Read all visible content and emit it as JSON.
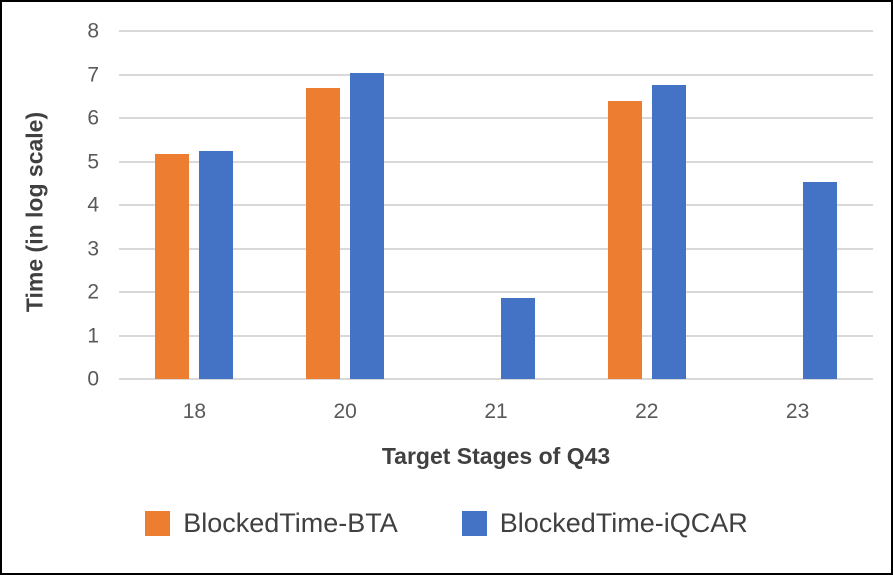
{
  "chart_data": {
    "type": "bar",
    "title": "",
    "xlabel": "Target Stages of Q43",
    "ylabel": "Time (in log scale)",
    "categories": [
      "18",
      "20",
      "21",
      "22",
      "23"
    ],
    "series": [
      {
        "name": "BlockedTime-BTA",
        "color": "#ED7D31",
        "values": [
          5.17,
          6.7,
          0,
          6.4,
          0
        ]
      },
      {
        "name": "BlockedTime-iQCAR",
        "color": "#4472C4",
        "values": [
          5.24,
          7.03,
          1.86,
          6.76,
          4.53
        ]
      }
    ],
    "ylim": [
      0,
      8
    ],
    "yticks": [
      0,
      1,
      2,
      3,
      4,
      5,
      6,
      7,
      8
    ],
    "grid": true,
    "legend_position": "bottom",
    "gridline_color": "#D9D9D9",
    "tick_label_color": "#595959",
    "axis_title_color": "#404040",
    "frame_border_color": "#000000"
  }
}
.....
Goal —
Quote the data above in full, leaving out the pictures it holds.

Solution for this problem —
Read all visible content and emit it as JSON.
{
  "chart_data": {
    "type": "bar",
    "title": "",
    "xlabel": "Target Stages of Q43",
    "ylabel": "Time (in log scale)",
    "categories": [
      "18",
      "20",
      "21",
      "22",
      "23"
    ],
    "series": [
      {
        "name": "BlockedTime-BTA",
        "color": "#ED7D31",
        "values": [
          5.17,
          6.7,
          0,
          6.4,
          0
        ]
      },
      {
        "name": "BlockedTime-iQCAR",
        "color": "#4472C4",
        "values": [
          5.24,
          7.03,
          1.86,
          6.76,
          4.53
        ]
      }
    ],
    "ylim": [
      0,
      8
    ],
    "yticks": [
      0,
      1,
      2,
      3,
      4,
      5,
      6,
      7,
      8
    ],
    "grid": true,
    "legend_position": "bottom",
    "gridline_color": "#D9D9D9",
    "tick_label_color": "#595959",
    "axis_title_color": "#404040",
    "frame_border_color": "#000000"
  }
}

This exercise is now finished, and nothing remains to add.